▶ **Exercise requirements**: Lines containing the string "Months" are to be counted; report the total by itself.

::: Given data :::

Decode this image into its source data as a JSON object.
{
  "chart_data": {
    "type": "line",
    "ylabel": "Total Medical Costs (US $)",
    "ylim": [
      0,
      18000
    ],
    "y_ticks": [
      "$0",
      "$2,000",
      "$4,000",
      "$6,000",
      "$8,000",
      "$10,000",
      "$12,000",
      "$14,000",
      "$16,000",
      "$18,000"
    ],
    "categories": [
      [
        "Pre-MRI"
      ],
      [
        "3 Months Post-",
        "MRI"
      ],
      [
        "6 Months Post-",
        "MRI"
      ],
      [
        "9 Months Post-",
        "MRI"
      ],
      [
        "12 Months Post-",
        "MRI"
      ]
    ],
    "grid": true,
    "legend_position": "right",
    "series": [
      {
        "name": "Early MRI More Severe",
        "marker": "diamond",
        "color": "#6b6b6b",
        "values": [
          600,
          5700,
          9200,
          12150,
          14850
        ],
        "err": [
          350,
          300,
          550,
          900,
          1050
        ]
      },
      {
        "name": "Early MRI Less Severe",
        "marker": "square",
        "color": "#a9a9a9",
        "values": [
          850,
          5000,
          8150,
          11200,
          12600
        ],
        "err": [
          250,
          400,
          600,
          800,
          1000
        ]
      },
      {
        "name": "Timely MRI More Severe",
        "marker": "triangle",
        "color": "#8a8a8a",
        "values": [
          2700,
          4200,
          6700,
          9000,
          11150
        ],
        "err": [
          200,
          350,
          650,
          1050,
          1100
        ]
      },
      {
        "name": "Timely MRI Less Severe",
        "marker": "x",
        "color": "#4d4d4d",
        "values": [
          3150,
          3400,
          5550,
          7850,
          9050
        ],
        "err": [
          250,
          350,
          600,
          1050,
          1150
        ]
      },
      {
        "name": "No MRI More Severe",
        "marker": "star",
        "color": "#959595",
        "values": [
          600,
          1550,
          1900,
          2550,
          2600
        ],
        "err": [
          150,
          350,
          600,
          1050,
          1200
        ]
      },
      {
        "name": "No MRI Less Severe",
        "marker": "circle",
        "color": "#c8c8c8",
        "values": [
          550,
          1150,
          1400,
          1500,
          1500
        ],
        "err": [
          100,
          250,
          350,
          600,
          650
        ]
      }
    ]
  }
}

:::

▶ **Output**: 4